▶ [Written exercise 1]: Copy the entries below word for word, from the first line of the entries up to and including the line containing "- Point: [1212, 509, 1234, 524]".

▶ [Text extract]:
——
Some references before beginning:
https://zeromanual.com/index.php/Cell_Balance
https://zeromanual.com/index.php/Unofficial_Service_Manual#Cell_Balancing
http://batteryuniversity.com/learn/article/bu_803a_cell_mismatch_balancing

My interrogation is: in which conditions is the self balancing starting?
At which SOC? When the bike is plugged or not?

We can read things that seem contradictory:
In https://www.facebook.com/groups/zmcowners/permalink/1623588564377012/ we can read: "The battery will auto self balance at any SOC above 50%, even if not plugged in".
In http://electricmotorcycleforum.com/boards/index.php?topic=7836.0 we can read: "There is a need to charge to 100% occasionally to let the balancing happen".

I have explored my BMS logs, and there are lines with the string "SOC adjusted for voltage". I grep'ed this string in the whole log and it gives the attached file.

Question?
Does the string "SOC adjusted for voltage" log the cell balancing?
——
▶ [Provided material]:
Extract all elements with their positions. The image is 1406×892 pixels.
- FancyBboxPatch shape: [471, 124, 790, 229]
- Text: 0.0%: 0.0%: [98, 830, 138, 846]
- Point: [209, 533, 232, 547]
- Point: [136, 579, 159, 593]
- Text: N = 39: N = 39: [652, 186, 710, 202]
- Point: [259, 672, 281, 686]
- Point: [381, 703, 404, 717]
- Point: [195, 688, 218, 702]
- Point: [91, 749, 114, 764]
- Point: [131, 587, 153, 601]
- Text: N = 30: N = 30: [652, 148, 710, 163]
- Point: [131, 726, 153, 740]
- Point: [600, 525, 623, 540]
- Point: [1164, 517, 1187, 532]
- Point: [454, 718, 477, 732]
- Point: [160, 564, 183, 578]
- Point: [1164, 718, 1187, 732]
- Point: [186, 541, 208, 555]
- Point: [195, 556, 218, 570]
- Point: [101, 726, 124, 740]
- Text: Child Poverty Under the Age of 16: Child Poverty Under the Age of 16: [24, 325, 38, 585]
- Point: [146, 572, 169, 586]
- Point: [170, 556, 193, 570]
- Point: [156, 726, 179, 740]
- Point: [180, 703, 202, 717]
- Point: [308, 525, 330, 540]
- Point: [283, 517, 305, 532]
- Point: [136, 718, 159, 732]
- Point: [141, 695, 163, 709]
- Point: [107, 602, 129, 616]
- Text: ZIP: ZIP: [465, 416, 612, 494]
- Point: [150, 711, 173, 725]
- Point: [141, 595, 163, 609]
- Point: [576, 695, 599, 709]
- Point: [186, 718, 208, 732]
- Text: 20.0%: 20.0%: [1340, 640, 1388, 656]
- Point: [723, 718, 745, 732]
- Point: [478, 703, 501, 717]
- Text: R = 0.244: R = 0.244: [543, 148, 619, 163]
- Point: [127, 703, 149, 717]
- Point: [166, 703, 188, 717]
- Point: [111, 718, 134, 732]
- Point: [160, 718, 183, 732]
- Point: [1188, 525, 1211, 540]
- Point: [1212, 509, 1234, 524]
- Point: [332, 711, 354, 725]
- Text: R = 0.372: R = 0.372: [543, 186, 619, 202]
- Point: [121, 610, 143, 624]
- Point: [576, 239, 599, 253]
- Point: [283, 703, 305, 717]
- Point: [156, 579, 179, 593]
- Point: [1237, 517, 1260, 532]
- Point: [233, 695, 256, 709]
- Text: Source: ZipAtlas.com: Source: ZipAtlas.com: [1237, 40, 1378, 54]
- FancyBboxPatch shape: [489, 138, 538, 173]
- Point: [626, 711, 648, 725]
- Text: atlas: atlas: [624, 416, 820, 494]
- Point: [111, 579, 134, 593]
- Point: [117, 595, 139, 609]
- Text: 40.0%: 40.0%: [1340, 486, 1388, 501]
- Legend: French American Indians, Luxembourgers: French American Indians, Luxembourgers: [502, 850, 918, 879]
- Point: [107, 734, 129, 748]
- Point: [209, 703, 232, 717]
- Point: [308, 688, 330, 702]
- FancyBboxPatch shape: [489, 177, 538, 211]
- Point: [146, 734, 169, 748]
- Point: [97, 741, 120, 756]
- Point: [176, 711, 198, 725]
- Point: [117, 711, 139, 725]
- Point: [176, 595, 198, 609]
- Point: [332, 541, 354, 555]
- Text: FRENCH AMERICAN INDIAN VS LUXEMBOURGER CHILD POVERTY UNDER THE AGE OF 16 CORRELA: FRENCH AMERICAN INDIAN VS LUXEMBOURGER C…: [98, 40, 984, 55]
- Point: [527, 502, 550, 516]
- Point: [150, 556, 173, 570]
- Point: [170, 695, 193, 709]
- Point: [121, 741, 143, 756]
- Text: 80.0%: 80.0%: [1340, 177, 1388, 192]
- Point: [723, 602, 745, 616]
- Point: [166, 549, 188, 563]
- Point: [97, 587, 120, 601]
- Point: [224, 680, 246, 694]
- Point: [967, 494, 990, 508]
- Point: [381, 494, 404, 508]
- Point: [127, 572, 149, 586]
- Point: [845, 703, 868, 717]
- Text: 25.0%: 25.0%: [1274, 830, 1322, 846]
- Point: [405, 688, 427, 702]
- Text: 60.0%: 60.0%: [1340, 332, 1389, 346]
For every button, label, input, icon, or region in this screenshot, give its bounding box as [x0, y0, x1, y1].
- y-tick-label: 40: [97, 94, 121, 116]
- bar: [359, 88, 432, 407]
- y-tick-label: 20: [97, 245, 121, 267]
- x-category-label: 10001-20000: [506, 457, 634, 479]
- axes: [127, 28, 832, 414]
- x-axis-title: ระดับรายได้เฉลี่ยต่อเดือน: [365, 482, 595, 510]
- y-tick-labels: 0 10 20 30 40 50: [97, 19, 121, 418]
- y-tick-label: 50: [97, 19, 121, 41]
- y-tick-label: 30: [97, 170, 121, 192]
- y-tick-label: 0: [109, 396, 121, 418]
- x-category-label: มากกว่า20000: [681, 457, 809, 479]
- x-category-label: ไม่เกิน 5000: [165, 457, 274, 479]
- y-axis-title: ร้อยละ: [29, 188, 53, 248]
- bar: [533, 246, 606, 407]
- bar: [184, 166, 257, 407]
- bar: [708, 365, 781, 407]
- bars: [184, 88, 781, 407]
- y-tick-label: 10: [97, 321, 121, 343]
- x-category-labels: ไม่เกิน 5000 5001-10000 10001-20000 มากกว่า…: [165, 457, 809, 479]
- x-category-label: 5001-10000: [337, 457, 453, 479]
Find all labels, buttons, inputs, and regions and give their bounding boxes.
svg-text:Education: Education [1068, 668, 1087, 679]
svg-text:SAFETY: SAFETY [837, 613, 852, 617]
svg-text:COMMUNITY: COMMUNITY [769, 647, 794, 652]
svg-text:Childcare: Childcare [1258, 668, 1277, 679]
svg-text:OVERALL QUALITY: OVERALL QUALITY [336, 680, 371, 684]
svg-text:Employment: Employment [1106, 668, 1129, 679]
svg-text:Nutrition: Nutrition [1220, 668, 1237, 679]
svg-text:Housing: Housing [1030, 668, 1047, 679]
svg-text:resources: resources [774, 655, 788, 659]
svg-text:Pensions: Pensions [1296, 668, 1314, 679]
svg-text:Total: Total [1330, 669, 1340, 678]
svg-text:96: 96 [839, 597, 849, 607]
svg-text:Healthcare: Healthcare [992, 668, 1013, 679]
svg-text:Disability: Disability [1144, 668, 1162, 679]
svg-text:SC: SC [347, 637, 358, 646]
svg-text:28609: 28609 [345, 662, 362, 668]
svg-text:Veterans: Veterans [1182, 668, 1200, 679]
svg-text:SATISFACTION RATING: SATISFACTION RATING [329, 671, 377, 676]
——
▶ [Written exercise 2]: In the forum post about battery self-balancing, write out again the passage from "My interrogation is: in" up to and including "the cell balancing?", swapping "interrogation" for "question".

▶ [Solution 1]:
Extract all elements with their positions. The image is 1406×892 pixels.
- FancyBboxPatch shape: [471, 124, 790, 229]
- Text: 0.0%: 0.0%: [98, 830, 138, 846]
- Point: [209, 533, 232, 547]
- Point: [136, 579, 159, 593]
- Text: N = 39: N = 39: [652, 186, 710, 202]
- Point: [259, 672, 281, 686]
- Point: [381, 703, 404, 717]
- Point: [195, 688, 218, 702]
- Point: [91, 749, 114, 764]
- Point: [131, 587, 153, 601]
- Text: N = 30: N = 30: [652, 148, 710, 163]
- Point: [131, 726, 153, 740]
- Point: [600, 525, 623, 540]
- Point: [1164, 517, 1187, 532]
- Point: [454, 718, 477, 732]
- Point: [160, 564, 183, 578]
- Point: [1164, 718, 1187, 732]
- Point: [186, 541, 208, 555]
- Point: [195, 556, 218, 570]
- Point: [101, 726, 124, 740]
- Text: Child Poverty Under the Age of 16: Child Poverty Under the Age of 16: [24, 325, 38, 585]
- Point: [146, 572, 169, 586]
- Point: [170, 556, 193, 570]
- Point: [156, 726, 179, 740]
- Point: [180, 703, 202, 717]
- Point: [308, 525, 330, 540]
- Point: [283, 517, 305, 532]
- Point: [136, 718, 159, 732]
- Point: [141, 695, 163, 709]
- Point: [107, 602, 129, 616]
- Text: ZIP: ZIP: [465, 416, 612, 494]
- Point: [150, 711, 173, 725]
- Point: [141, 595, 163, 609]
- Point: [576, 695, 599, 709]
- Point: [186, 718, 208, 732]
- Text: 20.0%: 20.0%: [1340, 640, 1388, 656]
- Point: [723, 718, 745, 732]
- Point: [478, 703, 501, 717]
- Text: R = 0.244: R = 0.244: [543, 148, 619, 163]
- Point: [127, 703, 149, 717]
- Point: [166, 703, 188, 717]
- Point: [111, 718, 134, 732]
- Point: [160, 718, 183, 732]
- Point: [1188, 525, 1211, 540]
- Point: [1212, 509, 1234, 524]

▶ [Solution 2]:
My question is: in which conditions is the self balancing starting?
At which SOC? When the bike is plugged or not?

We can read things that seem contradictory:
In https://www.facebook.com/groups/zmcowners/permalink/1623588564377012/ we can read: "The battery will auto self balance at any SOC above 50%, even if not plugged in".
In http://electricmotorcycleforum.com/boards/index.php?topic=7836.0 we can read: "There is a need to charge to 100% occasionally to let the balancing happen".

I have explored my BMS logs, and there are lines with the string "SOC adjusted for voltage". I grep'ed this string in the whole log and it gives the attached file.

Question?
Does the string "SOC adjusted for voltage" log the cell balancing?